» **Given records**
□ □ □ □ □
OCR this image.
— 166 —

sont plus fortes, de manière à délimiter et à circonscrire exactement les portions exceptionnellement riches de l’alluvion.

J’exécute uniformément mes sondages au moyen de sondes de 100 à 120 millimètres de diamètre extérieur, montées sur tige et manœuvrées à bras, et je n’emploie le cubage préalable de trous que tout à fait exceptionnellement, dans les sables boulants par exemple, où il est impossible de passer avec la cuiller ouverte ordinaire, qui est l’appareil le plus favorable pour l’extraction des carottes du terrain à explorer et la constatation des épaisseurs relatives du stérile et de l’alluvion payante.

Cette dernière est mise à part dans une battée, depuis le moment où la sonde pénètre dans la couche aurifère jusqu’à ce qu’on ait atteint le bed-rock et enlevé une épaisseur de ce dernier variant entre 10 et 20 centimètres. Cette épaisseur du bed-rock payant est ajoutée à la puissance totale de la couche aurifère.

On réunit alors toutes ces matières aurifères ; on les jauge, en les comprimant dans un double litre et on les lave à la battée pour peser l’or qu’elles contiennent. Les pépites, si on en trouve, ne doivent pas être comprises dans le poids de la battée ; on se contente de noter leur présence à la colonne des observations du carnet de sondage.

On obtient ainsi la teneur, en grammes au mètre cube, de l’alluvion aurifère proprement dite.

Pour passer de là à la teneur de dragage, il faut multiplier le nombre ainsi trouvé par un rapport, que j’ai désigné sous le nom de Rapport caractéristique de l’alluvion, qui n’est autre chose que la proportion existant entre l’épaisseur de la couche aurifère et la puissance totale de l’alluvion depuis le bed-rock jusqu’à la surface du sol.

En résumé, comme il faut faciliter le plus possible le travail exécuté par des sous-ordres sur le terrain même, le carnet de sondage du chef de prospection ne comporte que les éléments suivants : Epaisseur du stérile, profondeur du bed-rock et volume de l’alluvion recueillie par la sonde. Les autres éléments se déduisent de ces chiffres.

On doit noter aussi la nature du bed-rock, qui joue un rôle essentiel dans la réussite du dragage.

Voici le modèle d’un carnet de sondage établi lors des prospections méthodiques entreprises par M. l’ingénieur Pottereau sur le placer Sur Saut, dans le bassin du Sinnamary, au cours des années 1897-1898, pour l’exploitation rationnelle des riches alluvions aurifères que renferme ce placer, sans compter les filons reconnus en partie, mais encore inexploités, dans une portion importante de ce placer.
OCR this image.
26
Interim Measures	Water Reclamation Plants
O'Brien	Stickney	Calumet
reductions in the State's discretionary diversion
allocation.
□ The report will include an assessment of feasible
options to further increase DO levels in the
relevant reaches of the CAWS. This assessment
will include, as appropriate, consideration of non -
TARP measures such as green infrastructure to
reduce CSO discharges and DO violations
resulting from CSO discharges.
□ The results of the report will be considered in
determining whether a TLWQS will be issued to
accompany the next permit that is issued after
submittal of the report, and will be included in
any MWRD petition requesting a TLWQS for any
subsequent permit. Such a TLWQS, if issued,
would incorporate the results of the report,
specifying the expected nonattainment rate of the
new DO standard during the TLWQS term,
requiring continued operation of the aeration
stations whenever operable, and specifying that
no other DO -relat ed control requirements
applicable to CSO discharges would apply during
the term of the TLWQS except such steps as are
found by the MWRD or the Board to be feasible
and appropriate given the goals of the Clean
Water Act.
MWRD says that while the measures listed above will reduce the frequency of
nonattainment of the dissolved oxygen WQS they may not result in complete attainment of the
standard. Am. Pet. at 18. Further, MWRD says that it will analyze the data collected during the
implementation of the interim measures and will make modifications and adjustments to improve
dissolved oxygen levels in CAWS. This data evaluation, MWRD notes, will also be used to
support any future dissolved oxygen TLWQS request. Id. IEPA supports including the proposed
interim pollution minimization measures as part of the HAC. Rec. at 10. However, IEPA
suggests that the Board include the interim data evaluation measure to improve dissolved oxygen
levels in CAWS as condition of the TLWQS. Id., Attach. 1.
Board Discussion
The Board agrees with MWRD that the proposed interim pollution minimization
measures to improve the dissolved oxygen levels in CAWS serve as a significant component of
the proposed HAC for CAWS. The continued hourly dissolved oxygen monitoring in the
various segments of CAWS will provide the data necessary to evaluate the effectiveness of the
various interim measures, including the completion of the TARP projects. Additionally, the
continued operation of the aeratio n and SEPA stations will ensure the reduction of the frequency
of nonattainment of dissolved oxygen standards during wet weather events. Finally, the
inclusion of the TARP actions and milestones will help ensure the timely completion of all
□ □ □ □ □
» **Instructions for the task**
Extract every entry in the listing word for word.

» **The completed task**
OCR this image.
— 166 —

sont plus fortes, de manière à délimiter et à circonscrire exactement les portions exceptionnellement riches de l’alluvion.

J’exécute uniformément mes sondages au moyen de sondes de 100 à 120 millimètres de diamètre extérieur, montées sur tige et manœuvrées à bras, et je n’emploie le cubage préalable de trous que tout à fait exceptionnellement, dans les sables boulants par exemple, où il est impossible de passer avec la cuiller ouverte ordinaire, qui est l’appareil le plus favorable pour l’extraction des carottes du terrain à explorer et la constatation des épaisseurs relatives du stérile et de l’alluvion payante.

Cette dernière est mise à part dans une battée, depuis le moment où la sonde pénètre dans la couche aurifère jusqu’à ce qu’on ait atteint le bed-rock et enlevé une épaisseur de ce dernier variant entre 10 et 20 centimètres. Cette épaisseur du bed-rock payant est ajoutée à la puissance totale de la couche aurifère.

On réunit alors toutes ces matières aurifères ; on les jauge, en les comprimant dans un double litre et on les lave à la battée pour peser l’or qu’elles contiennent. Les pépites, si on en trouve, ne doivent pas être comprises dans le poids de la battée ; on se contente de noter leur présence à la colonne des observations du carnet de sondage.

On obtient ainsi la teneur, en grammes au mètre cube, de l’alluvion aurifère proprement dite.

Pour passer de là à la teneur de dragage, il faut multiplier le nombre ainsi trouvé par un rapport, que j’ai désigné sous le nom de Rapport caractéristique de l’alluvion, qui n’est autre chose que la proportion existant entre l’épaisseur de la couche aurifère et la puissance totale de l’alluvion depuis le bed-rock jusqu’à la surface du sol.

En résumé, comme il faut faciliter le plus possible le travail exécuté par des sous-ordres sur le terrain même, le carnet de sondage du chef de prospection ne comporte que les éléments suivants : Epaisseur du stérile, profondeur du bed-rock et volume de l’alluvion recueillie par la sonde. Les autres éléments se déduisent de ces chiffres.

On doit noter aussi la nature du bed-rock, qui joue un rôle essentiel dans la réussite du dragage.

Voici le modèle d’un carnet de sondage établi lors des prospections méthodiques entreprises par M. l’ingénieur Pottereau sur le placer Sur Saut, dans le bassin du Sinnamary, au cours des années 1897-1898, pour l’exploitation rationnelle des riches alluvions aurifères que renferme ce placer, sans compter les filons reconnus en partie, mais encore inexploités, dans une portion importante de ce placer.
OCR this image.
26
Interim Measures	Water Reclamation Plants
O'Brien	Stickney	Calumet
reductions in the State's discretionary diversion
allocation.
□ The report will include an assessment of feasible
options to further increase DO levels in the
relevant reaches of the CAWS. This assessment
will include, as appropriate, consideration of non -
TARP measures such as green infrastructure to
reduce CSO discharges and DO violations
resulting from CSO discharges.
□ The results of the report will be considered in
determining whether a TLWQS will be issued to
accompany the next permit that is issued after
submittal of the report, and will be included in
any MWRD petition requesting a TLWQS for any
subsequent permit. Such a TLWQS, if issued,
would incorporate the results of the report,
specifying the expected nonattainment rate of the
new DO standard during the TLWQS term,
requiring continued operation of the aeration
stations whenever operable, and specifying that
no other DO -relat ed control requirements
applicable to CSO discharges would apply during
the term of the TLWQS except such steps as are
found by the MWRD or the Board to be feasible
and appropriate given the goals of the Clean
Water Act.
MWRD says that while the measures listed above will reduce the frequency of
nonattainment of the dissolved oxygen WQS they may not result in complete attainment of the
standard. Am. Pet. at 18. Further, MWRD says that it will analyze the data collected during the
implementation of the interim measures and will make modifications and adjustments to improve
dissolved oxygen levels in CAWS. This data evaluation, MWRD notes, will also be used to
support any future dissolved oxygen TLWQS request. Id. IEPA supports including the proposed
interim pollution minimization measures as part of the HAC. Rec. at 10. However, IEPA
suggests that the Board include the interim data evaluation measure to improve dissolved oxygen
levels in CAWS as condition of the TLWQS. Id., Attach. 1.
Board Discussion
The Board agrees with MWRD that the proposed interim pollution minimization
measures to improve the dissolved oxygen levels in CAWS serve as a significant component of
the proposed HAC for CAWS. The continued hourly dissolved oxygen monitoring in the
various segments of CAWS will provide the data necessary to evaluate the effectiveness of the
various interim measures, including the completion of the TARP projects. Additionally, the
continued operation of the aeratio n and SEPA stations will ensure the reduction of the frequency
of nonattainment of dissolved oxygen standards during wet weather events. Finally, the
inclusion of the TARP actions and milestones will help ensure the timely completion of all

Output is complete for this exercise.